--- START ---
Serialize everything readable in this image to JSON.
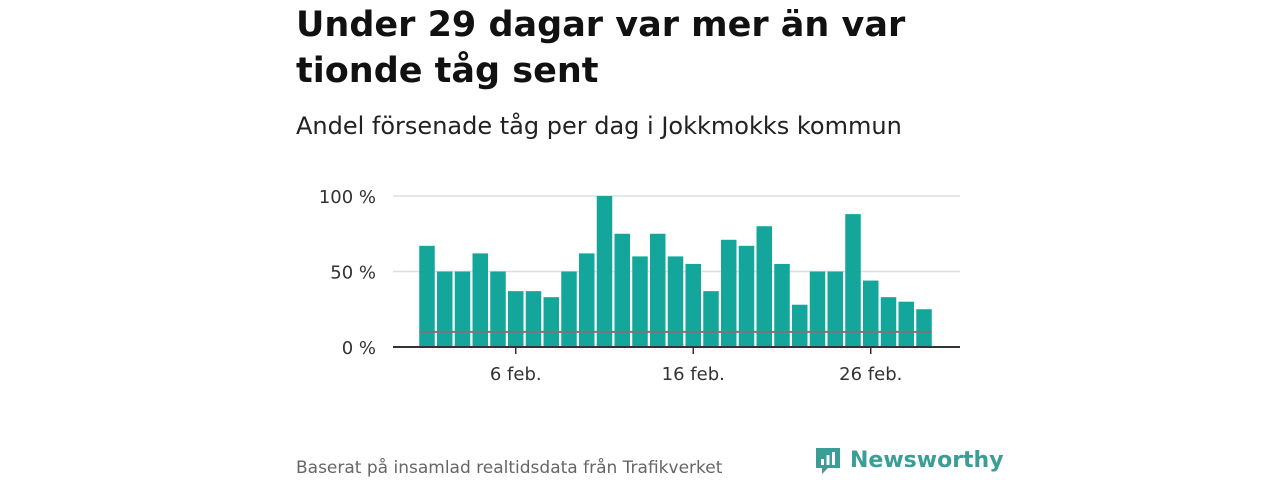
{
  "header": {
    "title": "Under 29 dagar var mer än var tionde tåg sent",
    "subtitle": "Andel försenade tåg per dag i Jokkmokks kommun"
  },
  "footer": {
    "source": "Baserat på insamlad realtidsdata från Trafikverket",
    "brand": "Newsworthy",
    "brand_icon": "newsworthy-logo-icon",
    "brand_color": "#3a9e97"
  },
  "chart_data": {
    "type": "bar",
    "categories": [
      "1 feb.",
      "2 feb.",
      "3 feb.",
      "4 feb.",
      "5 feb.",
      "6 feb.",
      "7 feb.",
      "8 feb.",
      "9 feb.",
      "10 feb.",
      "11 feb.",
      "12 feb.",
      "13 feb.",
      "14 feb.",
      "15 feb.",
      "16 feb.",
      "17 feb.",
      "18 feb.",
      "19 feb.",
      "20 feb.",
      "21 feb.",
      "22 feb.",
      "23 feb.",
      "24 feb.",
      "25 feb.",
      "26 feb.",
      "27 feb.",
      "28 feb.",
      "29 feb."
    ],
    "values": [
      67,
      50,
      50,
      62,
      50,
      37,
      37,
      33,
      50,
      62,
      100,
      75,
      60,
      75,
      60,
      55,
      37,
      71,
      67,
      80,
      55,
      28,
      50,
      50,
      88,
      44,
      33,
      30,
      25
    ],
    "x_tick_labels": [
      "6 feb.",
      "16 feb.",
      "26 feb."
    ],
    "x_tick_indices": [
      5,
      15,
      25
    ],
    "y_ticks": [
      0,
      50,
      100
    ],
    "y_tick_labels": [
      "0 %",
      "50 %",
      "100 %"
    ],
    "ylim": [
      0,
      100
    ],
    "reference_line": 10,
    "bar_color": "#15a69b",
    "reference_color": "#777777",
    "grid": true
  }
}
--- END ---
Omit the pictures. Transcribe every record exactly.

Serialize everything readable in this image to JSON.
{
  "header": {
    "title": "Under 29 dagar var mer än var tionde tåg sent",
    "subtitle": "Andel försenade tåg per dag i Jokkmokks kommun"
  },
  "footer": {
    "source": "Baserat på insamlad realtidsdata från Trafikverket",
    "brand": "Newsworthy",
    "brand_icon": "newsworthy-logo-icon",
    "brand_color": "#3a9e97"
  },
  "chart_data": {
    "type": "bar",
    "categories": [
      "1 feb.",
      "2 feb.",
      "3 feb.",
      "4 feb.",
      "5 feb.",
      "6 feb.",
      "7 feb.",
      "8 feb.",
      "9 feb.",
      "10 feb.",
      "11 feb.",
      "12 feb.",
      "13 feb.",
      "14 feb.",
      "15 feb.",
      "16 feb.",
      "17 feb.",
      "18 feb.",
      "19 feb.",
      "20 feb.",
      "21 feb.",
      "22 feb.",
      "23 feb.",
      "24 feb.",
      "25 feb.",
      "26 feb.",
      "27 feb.",
      "28 feb.",
      "29 feb."
    ],
    "values": [
      67,
      50,
      50,
      62,
      50,
      37,
      37,
      33,
      50,
      62,
      100,
      75,
      60,
      75,
      60,
      55,
      37,
      71,
      67,
      80,
      55,
      28,
      50,
      50,
      88,
      44,
      33,
      30,
      25
    ],
    "x_tick_labels": [
      "6 feb.",
      "16 feb.",
      "26 feb."
    ],
    "x_tick_indices": [
      5,
      15,
      25
    ],
    "y_ticks": [
      0,
      50,
      100
    ],
    "y_tick_labels": [
      "0 %",
      "50 %",
      "100 %"
    ],
    "ylim": [
      0,
      100
    ],
    "reference_line": 10,
    "bar_color": "#15a69b",
    "reference_color": "#777777",
    "grid": true
  }
}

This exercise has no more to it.